Page:
----------------
After a second analysis, I didn't find anything suspicious in the Rook logs, after discussing with Petr the issue seems more on the CSV side. Moving to OCS-op for better analysis. Thanks.
Moving back to Rook. Thanks Umanga for looking.
Scheduled new verification job: https://ocs4-jenkins-csb-ocsqe.apps.ocp4.prod.psi.redhat.com/job/qe-trigger-vsphere-upi-1az-rhcos-external-3m-3w-upgrade-ocs-auto/14 It is now waiting for PSI OpenStack to come up before it will really schedule the job.
ocs_ci.ocs.exceptions.ResourceWrongStatusException: Resource Resource: ocs-operator.v4.8.0-417.ci is not in expected phase: Succeeded I still see the upgrade test failed: https://ocs4-jenkins-csb-ocsqe.apps.ocp4.prod.psi.redhat.com/job/qe-deploy-ocs-cluster-prod/1138/testReport/tests.ecosystem.upgrade/test_upgrade/test_upgrade/ http://magna002.ceph.redhat.com/ocsci-jenkins/openshift-clusters/j014vu1ce33-ua/j014vu1ce33-ua_20210616T201836/logs/failed_testcase_ocs_logs_1623879680/test_upgrade_ocs_logs/ FAILED QE
Can this issue be related to this BZ: https://bugzilla.redhat.com/show_bug.cgi?id=1971593 and missing: rgw-admin-ops-user value in the config as mentioned by Sidhanth in comment: https://bugzilla.redhat.com/show_bug.cgi?id=1971593#c11
Yes Petr now this is most likely the case, I opened https://bugzilla.redhat.com/show_bug.cgi?id=1974441 yesterday to document the upgrade.
----------------
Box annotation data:

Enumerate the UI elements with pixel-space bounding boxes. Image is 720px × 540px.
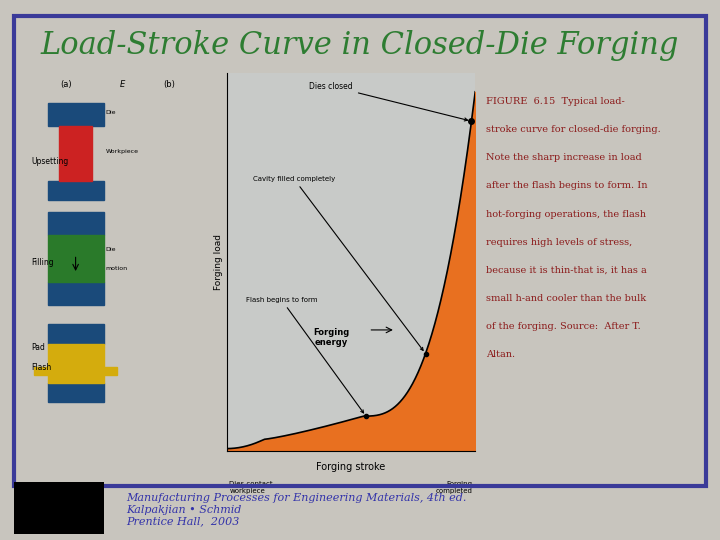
Text: (a): (a) bbox=[60, 80, 72, 89]
Polygon shape bbox=[48, 235, 104, 282]
Polygon shape bbox=[48, 282, 104, 305]
Polygon shape bbox=[48, 103, 104, 126]
Text: Forging
energy: Forging energy bbox=[313, 328, 349, 347]
Text: Cavity filled completely: Cavity filled completely bbox=[253, 176, 423, 350]
Text: Prentice Hall,  2003: Prentice Hall, 2003 bbox=[126, 516, 239, 526]
Polygon shape bbox=[48, 325, 104, 344]
Text: FIGURE  6.15  Typical load-: FIGURE 6.15 Typical load- bbox=[486, 97, 625, 106]
Y-axis label: Forging load: Forging load bbox=[214, 234, 222, 290]
Text: Altan.: Altan. bbox=[486, 350, 515, 359]
Text: Flash: Flash bbox=[32, 363, 52, 372]
Text: Note the sharp increase in load: Note the sharp increase in load bbox=[486, 153, 642, 163]
Text: Pad: Pad bbox=[32, 343, 45, 352]
Text: of the forging. Source:  After T.: of the forging. Source: After T. bbox=[486, 322, 641, 331]
Polygon shape bbox=[48, 383, 104, 402]
Text: Dies closed: Dies closed bbox=[310, 82, 467, 121]
Text: Flash begins to form: Flash begins to form bbox=[246, 296, 364, 413]
Polygon shape bbox=[48, 212, 104, 235]
Polygon shape bbox=[59, 126, 92, 180]
Text: Workpiece: Workpiece bbox=[106, 150, 138, 154]
Text: Die: Die bbox=[106, 111, 116, 116]
Text: Filling: Filling bbox=[32, 258, 54, 267]
Text: because it is thin-that is, it has a: because it is thin-that is, it has a bbox=[486, 266, 647, 275]
Text: requires high levels of stress,: requires high levels of stress, bbox=[486, 238, 632, 247]
Text: Manufacturing Processes for Engineering Materials, 4th ed.: Manufacturing Processes for Engineering … bbox=[126, 494, 467, 503]
Text: hot-forging operations, the flash: hot-forging operations, the flash bbox=[486, 210, 646, 219]
Text: after the flash begins to form. In: after the flash begins to form. In bbox=[486, 181, 647, 191]
Text: small h-and cooler than the bulk: small h-and cooler than the bulk bbox=[486, 294, 646, 303]
Polygon shape bbox=[48, 180, 104, 200]
Polygon shape bbox=[104, 367, 117, 375]
Polygon shape bbox=[35, 367, 48, 375]
Text: motion: motion bbox=[106, 266, 127, 271]
Text: Dies contact
workpiece: Dies contact workpiece bbox=[229, 481, 273, 494]
Polygon shape bbox=[48, 344, 104, 383]
Text: (b): (b) bbox=[163, 80, 175, 89]
Text: Die: Die bbox=[106, 247, 116, 252]
Text: Kalpakjian • Schmid: Kalpakjian • Schmid bbox=[126, 505, 241, 515]
Text: stroke curve for closed-die forging.: stroke curve for closed-die forging. bbox=[486, 125, 661, 134]
Text: Upsetting: Upsetting bbox=[32, 157, 69, 166]
Text: E: E bbox=[120, 80, 125, 89]
Text: Load-Stroke Curve in Closed-Die Forging: Load-Stroke Curve in Closed-Die Forging bbox=[41, 30, 679, 62]
X-axis label: Forging stroke: Forging stroke bbox=[316, 462, 386, 472]
Text: Forging
completed: Forging completed bbox=[436, 481, 473, 494]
----------------
Exercise requirements: Carry on the discussion thread about the failed OCS upgrade, picking up after its last comment.

Answer to the exercise:
Few queries regarding upgrade of external cluster: 1. how will the customers download the new script. Download option only gets when we select external storage while creating storage cluster( since we already had storage cluster ( upgrade scenario ), we cann't download new script ) 2. let say if we have new script and new JSON o/p, at what stage of upgrade do we need to apply it . before starting of upgrade? or post upgrade once we hit failures
(In reply to Vijay Avuthu from comment #17) > Few queries regarding upgrade of external cluster: > > 1. how will the customers download the new script. Download option only gets > when we select external storage while creating storage cluster( since we > already had storage cluster ( upgrade scenario ), we cann't download new > script ) I don't know, but for the CI you can introspect the rook-ceph operator image and in the /etc/ceph-csv-templates/rook-ceph-ocp.vVERSION.clusterserviceversion.yaml.in file and parse the key externalClusterScript and decode the base64. > 2. let say if we have new script and new JSON o/p, at what stage of upgrade > do we need to apply it . before starting of upgrade? or post upgrade once we > hit failures We need to run the script **before** the upgrade.
If: We need to run the script **before** the upgrade. I am afraid this will break the cluster - at least Vijay tried to deploy the new external cluster with OCS 4.7 and new generated file but it actually failed. So I have concern that if we apply this new config that the cluster will be in bad shape before cluster - I haven't tested this - so we need to test this scenario to see if it works or not. But if we see the deployment is not working with new config my guess it will not have good impact on running cluster as well. @vavuthu can you please elaborate more on the error you saw during deployment of 4.7 with new config? @shan this probably cannot be somehow automated as part of the upgrade? Or make the structure of the config that it will not break 4.7 deployment if we apply config from 4.8 script in 4.7? Petr
Honestly, I don't see what could break a 4.7 cluster if you inject the new JSON. The format is the same, we just append a new entry, all the rest is identical. So indeed, @vavuthu can you please elaborate more the errors you saw? Thanks.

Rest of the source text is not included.